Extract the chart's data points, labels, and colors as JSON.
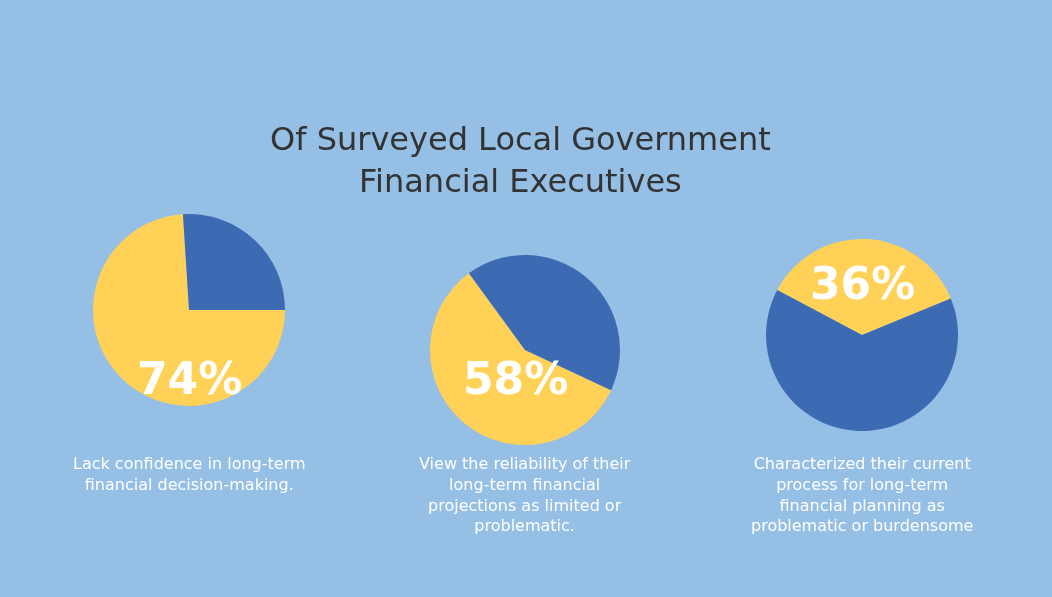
{
  "chart_data": [
    {
      "type": "pie",
      "title": "Of Surveyed Local Government\nFinancial Executives",
      "categories": [
        null,
        null
      ],
      "values": [
        74,
        26
      ],
      "colors": [
        "#ffd257",
        "#3d6bb3"
      ],
      "value_labels": [
        "74%",
        null
      ],
      "annotations": [
        "Lack confidence in long-term\nfinancial decision-making."
      ]
    },
    {
      "type": "pie",
      "categories": [
        null,
        null
      ],
      "values": [
        58,
        42
      ],
      "colors": [
        "#ffd257",
        "#3d6bb3"
      ],
      "value_labels": [
        "58%",
        null
      ],
      "annotations": [
        "View the reliability of their\nlong-term financial\nprojections as limited or\nproblematic."
      ]
    },
    {
      "type": "pie",
      "categories": [
        null,
        null
      ],
      "values": [
        36,
        64
      ],
      "colors": [
        "#ffd257",
        "#3d6bb3"
      ],
      "value_labels": [
        "36%",
        null
      ],
      "annotations": [
        "Characterized their current\nprocess for long-term\nfinancial planning as\nproblematic or burdensome"
      ]
    }
  ]
}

▶ _Task description_
Gather up the lines that contain the word "their".

▶ _Completed exercise_
        "View the reliability of their\nlong-term financial\nprojections as limited or\nproblematic."
        "Characterized their current\nprocess for long-term\nfinancial planning as\nproblematic or burdensome"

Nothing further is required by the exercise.